PROBLEM DESCRIPTION - Reproduce each line from the records that holds "Skåne".

Extracted records:
+ + + +
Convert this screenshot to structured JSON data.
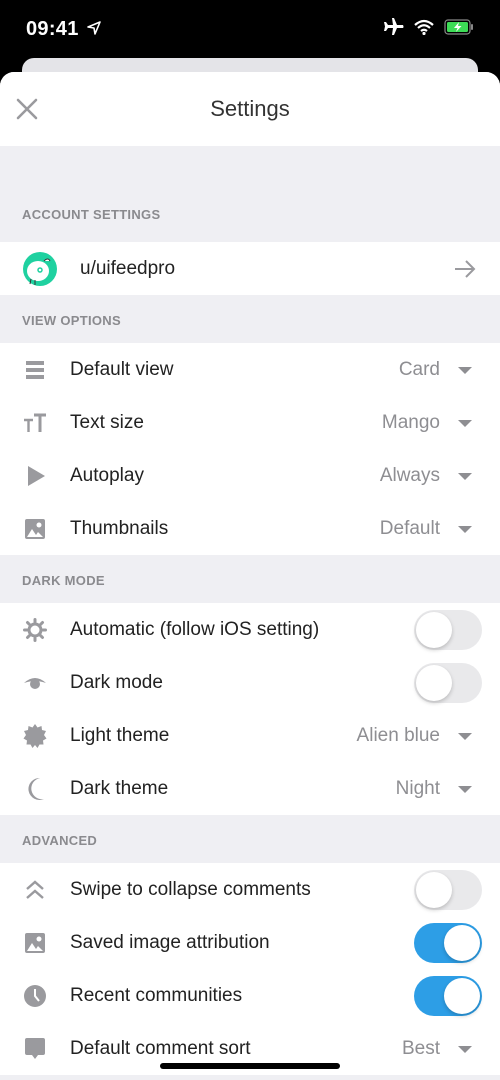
{
  "status_bar": {
    "time": "09:41",
    "icons": [
      "location-arrow-icon",
      "airplane-icon",
      "wifi-icon",
      "battery-charging-icon"
    ]
  },
  "header": {
    "title": "Settings",
    "close_icon": "close-icon"
  },
  "colors": {
    "accent": "#2d9ee6",
    "avatar": "#1fd1a0",
    "background": "#efeff3",
    "secondary_text": "#8e8e92"
  },
  "sections": {
    "account": {
      "heading": "ACCOUNT SETTINGS",
      "username": "u/uifeedpro"
    },
    "view_options": {
      "heading": "VIEW OPTIONS",
      "items": [
        {
          "label": "Default view",
          "value": "Card",
          "icon": "list-icon"
        },
        {
          "label": "Text size",
          "value": "Mango",
          "icon": "text-size-icon"
        },
        {
          "label": "Autoplay",
          "value": "Always",
          "icon": "play-icon"
        },
        {
          "label": "Thumbnails",
          "value": "Default",
          "icon": "image-icon"
        }
      ]
    },
    "dark_mode": {
      "heading": "DARK MODE",
      "items": [
        {
          "label": "Automatic (follow iOS setting)",
          "toggle": false,
          "icon": "sun-icon"
        },
        {
          "label": "Dark mode",
          "toggle": false,
          "icon": "eye-icon"
        },
        {
          "label": "Light theme",
          "value": "Alien blue",
          "icon": "badge-icon"
        },
        {
          "label": "Dark theme",
          "value": "Night",
          "icon": "moon-icon"
        }
      ]
    },
    "advanced": {
      "heading": "ADVANCED",
      "items": [
        {
          "label": "Swipe to collapse comments",
          "toggle": false,
          "icon": "double-chevron-up-icon"
        },
        {
          "label": "Saved image attribution",
          "toggle": true,
          "icon": "image-icon"
        },
        {
          "label": "Recent communities",
          "toggle": true,
          "icon": "clock-icon"
        },
        {
          "label": "Default comment sort",
          "value": "Best",
          "icon": "comment-icon"
        }
      ]
    }
  }
}
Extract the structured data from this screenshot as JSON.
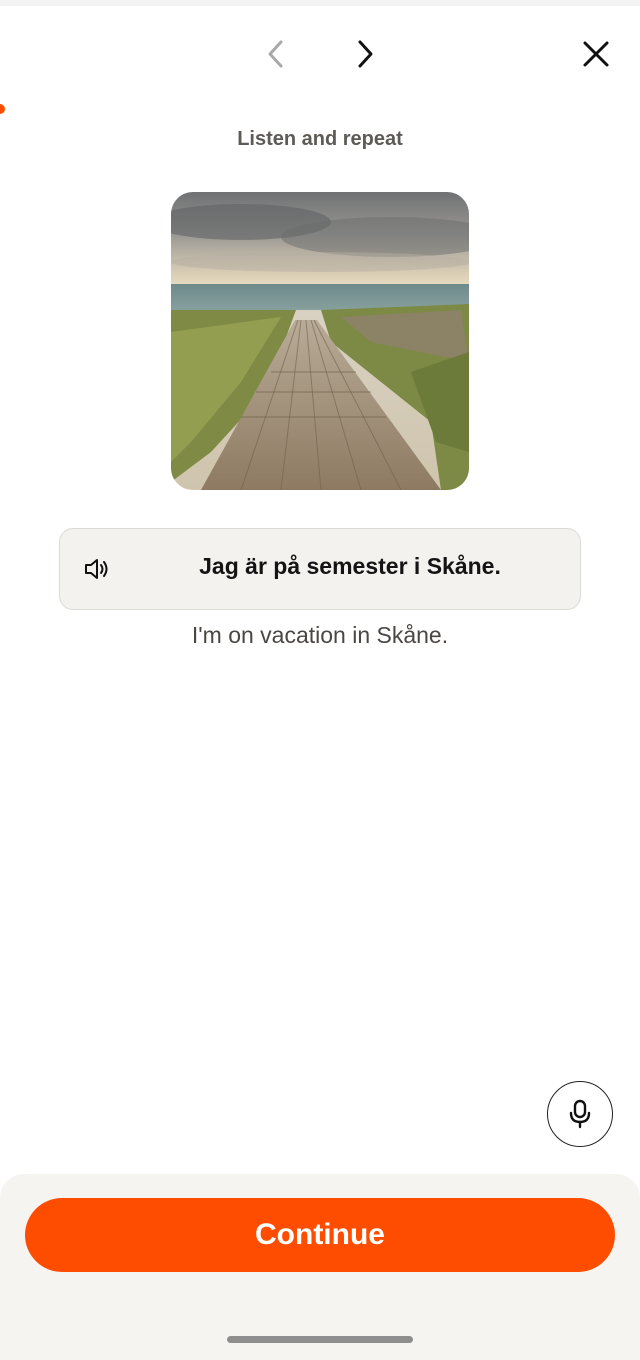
{
  "header": {
    "prev_icon": "chevron-left-icon",
    "next_icon": "chevron-right-icon",
    "close_icon": "close-icon",
    "progress_color": "#ff4d00"
  },
  "exercise": {
    "instruction": "Listen and repeat",
    "image": "beach-boardwalk-photo",
    "phrase": "Jag är på semester i Skåne.",
    "audio_icon": "speaker-icon",
    "translation": "I'm on vacation in Skåne."
  },
  "controls": {
    "mic_icon": "microphone-icon",
    "continue_label": "Continue",
    "accent_color": "#ff4d00"
  }
}
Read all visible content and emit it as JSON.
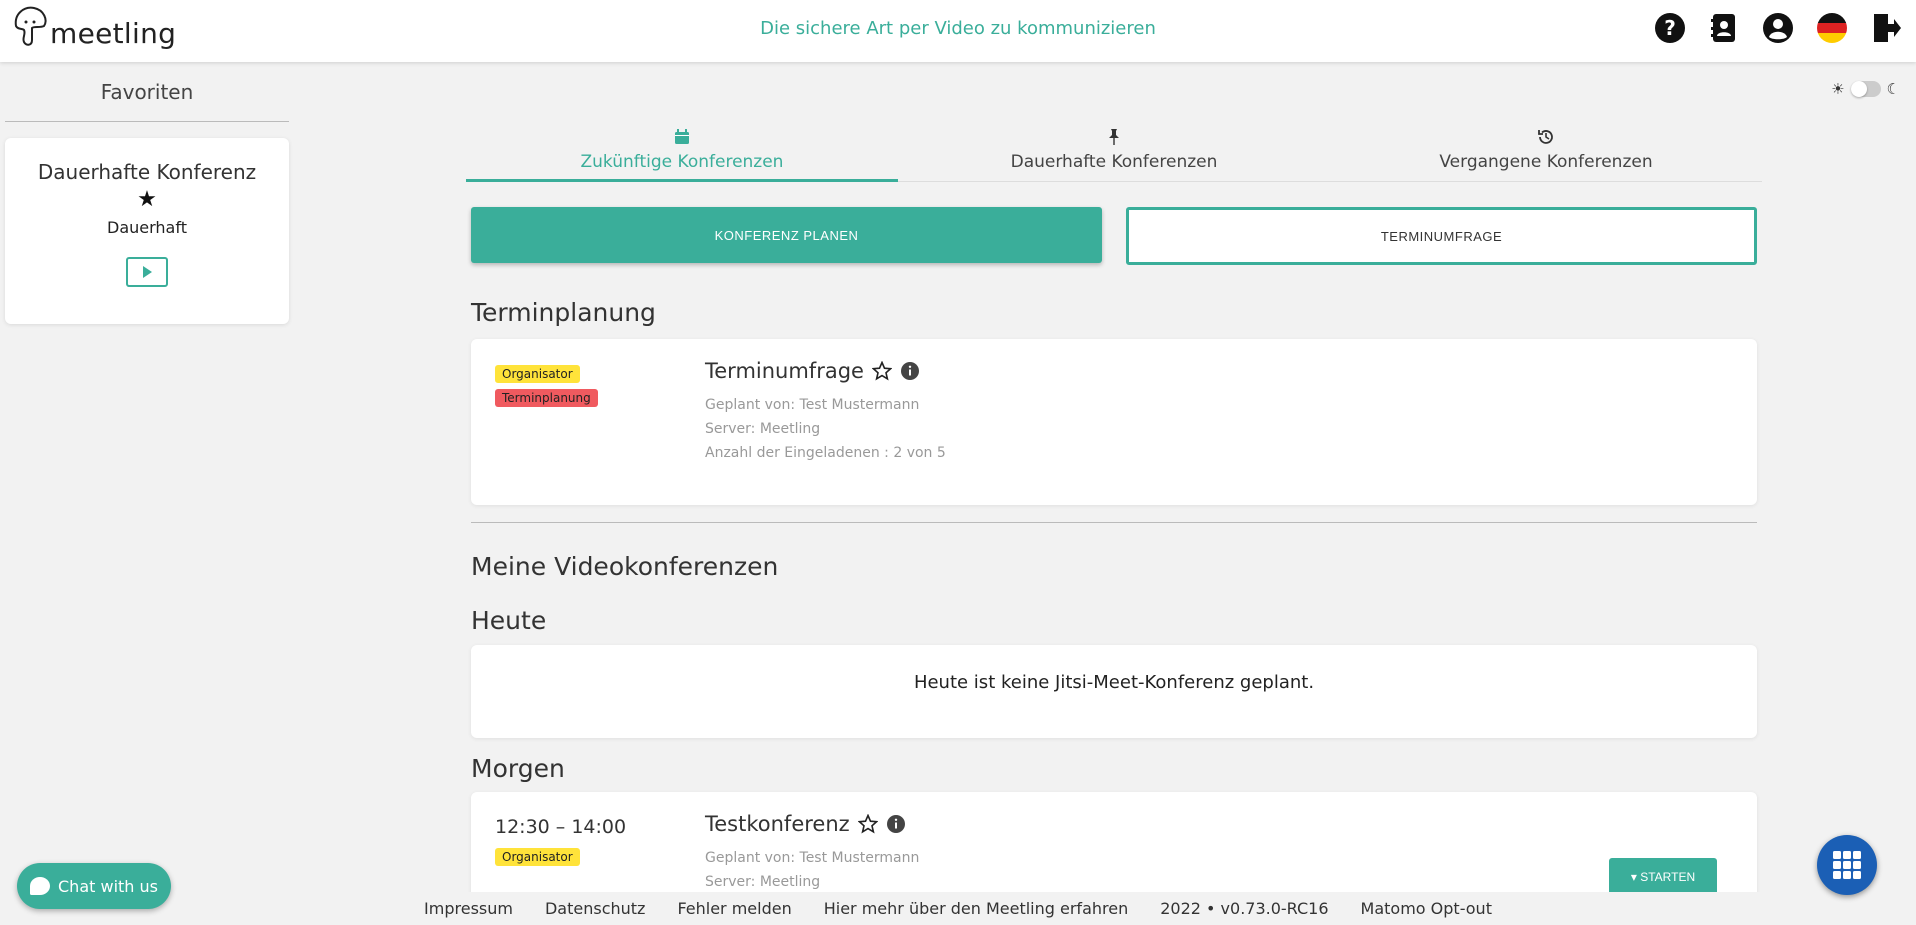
{
  "header": {
    "logo_text": "meetling",
    "tagline": "Die sichere Art per Video zu kommunizieren",
    "icons": [
      "help-icon",
      "contacts-icon",
      "user-icon",
      "german-flag-icon",
      "logout-icon"
    ]
  },
  "favorites": {
    "title": "Favoriten",
    "card": {
      "title": "Dauerhafte Konferenz",
      "subtitle": "Dauerhaft"
    }
  },
  "tabs": [
    {
      "label": "Zukünftige Konferenzen",
      "icon": "calendar-icon",
      "active": true
    },
    {
      "label": "Dauerhafte Konferenzen",
      "icon": "pin-icon",
      "active": false
    },
    {
      "label": "Vergangene Konferenzen",
      "icon": "history-icon",
      "active": false
    }
  ],
  "actions": {
    "plan_label": "KONFERENZ PLANEN",
    "poll_label": "TERMINUMFRAGE"
  },
  "scheduling": {
    "heading": "Terminplanung",
    "poll": {
      "badges": [
        "Organisator",
        "Terminplanung"
      ],
      "title": "Terminumfrage",
      "planned_by": "Geplant von: Test Mustermann",
      "server": "Server: Meetling",
      "invitees": "Anzahl der Eingeladenen : 2 von 5"
    }
  },
  "my_conferences": {
    "heading": "Meine Videokonferenzen",
    "today": {
      "heading": "Heute",
      "empty": "Heute ist keine Jitsi-Meet-Konferenz geplant."
    },
    "tomorrow": {
      "heading": "Morgen",
      "conference": {
        "time": "12:30 – 14:00",
        "badge": "Organisator",
        "title": "Testkonferenz",
        "planned_by": "Geplant von: Test Mustermann",
        "server": "Server: Meetling",
        "start_label": "▾ STARTEN"
      }
    }
  },
  "chat": {
    "label": "Chat with us"
  },
  "footer": {
    "links": [
      "Impressum",
      "Datenschutz",
      "Fehler melden",
      "Hier mehr über den Meetling erfahren",
      "2022 • v0.73.0-RC16",
      "Matomo Opt-out"
    ]
  },
  "colors": {
    "accent": "#3aae9a",
    "badge_yellow": "#ffe33a",
    "badge_red": "#f05a5f",
    "fab_blue": "#1b5fb5"
  }
}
+ + + +
WRITTEN ANSWER -
    "phrase": "Jag är på semester i Skåne.",
    "translation": "I'm on vacation in Skåne."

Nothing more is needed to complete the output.